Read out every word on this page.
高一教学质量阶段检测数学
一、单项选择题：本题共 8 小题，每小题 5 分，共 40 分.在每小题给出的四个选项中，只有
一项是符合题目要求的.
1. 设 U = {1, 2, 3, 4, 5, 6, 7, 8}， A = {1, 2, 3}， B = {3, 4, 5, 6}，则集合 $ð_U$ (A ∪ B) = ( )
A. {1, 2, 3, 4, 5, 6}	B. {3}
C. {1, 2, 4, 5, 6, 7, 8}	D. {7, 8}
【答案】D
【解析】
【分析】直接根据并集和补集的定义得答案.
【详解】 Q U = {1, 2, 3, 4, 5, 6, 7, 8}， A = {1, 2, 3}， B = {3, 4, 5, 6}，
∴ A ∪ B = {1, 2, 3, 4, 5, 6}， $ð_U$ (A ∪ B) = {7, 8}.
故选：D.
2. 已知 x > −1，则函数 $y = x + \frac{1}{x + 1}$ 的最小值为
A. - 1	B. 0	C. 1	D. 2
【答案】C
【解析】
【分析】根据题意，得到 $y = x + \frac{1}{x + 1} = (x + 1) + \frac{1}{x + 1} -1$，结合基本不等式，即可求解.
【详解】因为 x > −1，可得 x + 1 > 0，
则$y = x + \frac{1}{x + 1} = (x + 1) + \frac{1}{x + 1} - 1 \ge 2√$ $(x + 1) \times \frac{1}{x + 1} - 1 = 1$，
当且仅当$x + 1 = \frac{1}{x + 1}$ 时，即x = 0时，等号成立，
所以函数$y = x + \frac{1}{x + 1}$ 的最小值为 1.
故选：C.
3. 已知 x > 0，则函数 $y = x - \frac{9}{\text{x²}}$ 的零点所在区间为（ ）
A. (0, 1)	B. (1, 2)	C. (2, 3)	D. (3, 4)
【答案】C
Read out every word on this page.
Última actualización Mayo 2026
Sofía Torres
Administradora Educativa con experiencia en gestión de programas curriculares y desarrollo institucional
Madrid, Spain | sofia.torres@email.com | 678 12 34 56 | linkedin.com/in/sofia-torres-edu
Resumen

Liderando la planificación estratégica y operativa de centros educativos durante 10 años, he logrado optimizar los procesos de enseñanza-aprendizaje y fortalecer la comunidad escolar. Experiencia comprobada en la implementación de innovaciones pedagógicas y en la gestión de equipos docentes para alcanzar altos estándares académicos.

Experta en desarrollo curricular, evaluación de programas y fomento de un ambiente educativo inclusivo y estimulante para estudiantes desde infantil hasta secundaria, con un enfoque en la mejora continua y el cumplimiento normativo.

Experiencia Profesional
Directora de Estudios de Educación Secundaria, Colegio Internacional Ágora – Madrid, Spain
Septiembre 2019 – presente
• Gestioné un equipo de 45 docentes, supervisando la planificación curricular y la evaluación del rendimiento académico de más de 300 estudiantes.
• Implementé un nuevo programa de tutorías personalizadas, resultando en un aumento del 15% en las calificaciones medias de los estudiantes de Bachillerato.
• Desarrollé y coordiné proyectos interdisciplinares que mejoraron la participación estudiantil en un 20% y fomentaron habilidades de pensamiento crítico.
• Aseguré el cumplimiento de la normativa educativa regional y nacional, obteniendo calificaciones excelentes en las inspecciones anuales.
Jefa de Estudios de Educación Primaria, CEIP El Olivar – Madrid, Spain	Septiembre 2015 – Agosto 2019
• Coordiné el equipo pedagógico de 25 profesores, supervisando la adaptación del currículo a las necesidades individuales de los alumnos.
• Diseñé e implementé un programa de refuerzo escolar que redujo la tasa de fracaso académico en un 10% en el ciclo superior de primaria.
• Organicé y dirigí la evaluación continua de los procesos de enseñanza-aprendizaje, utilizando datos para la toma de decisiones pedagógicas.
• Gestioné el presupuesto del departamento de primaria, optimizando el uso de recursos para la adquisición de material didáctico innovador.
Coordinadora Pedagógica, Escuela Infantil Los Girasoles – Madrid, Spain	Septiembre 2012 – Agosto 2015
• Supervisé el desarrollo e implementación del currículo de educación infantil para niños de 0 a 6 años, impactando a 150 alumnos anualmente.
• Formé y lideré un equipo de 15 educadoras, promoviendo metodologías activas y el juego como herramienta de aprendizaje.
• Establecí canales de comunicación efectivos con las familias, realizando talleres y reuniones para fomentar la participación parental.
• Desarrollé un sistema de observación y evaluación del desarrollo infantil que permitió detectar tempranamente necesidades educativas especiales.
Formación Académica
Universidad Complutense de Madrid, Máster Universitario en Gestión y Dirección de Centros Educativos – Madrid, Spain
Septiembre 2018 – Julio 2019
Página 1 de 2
◆ ◆ ◆ ◆
EXERCISE PROMPT: Return from the data every line that holds "procesos".

SOLUTION FOR THIS EXERCISE:
Liderando la planificación estratégica y operativa de centros educativos durante 10 años, he logrado optimizar los procesos de enseñanza-aprendizaje y fortalecer la comunidad escolar. Experiencia comprobada en la implementación de innovaciones pedagógicas y en la gestión de equipos docentes para alcanzar altos estándares académicos.
• Organicé y dirigí la evaluación continua de los procesos de enseñanza-aprendizaje, utilizando datos para la toma de decisiones pedagógicas.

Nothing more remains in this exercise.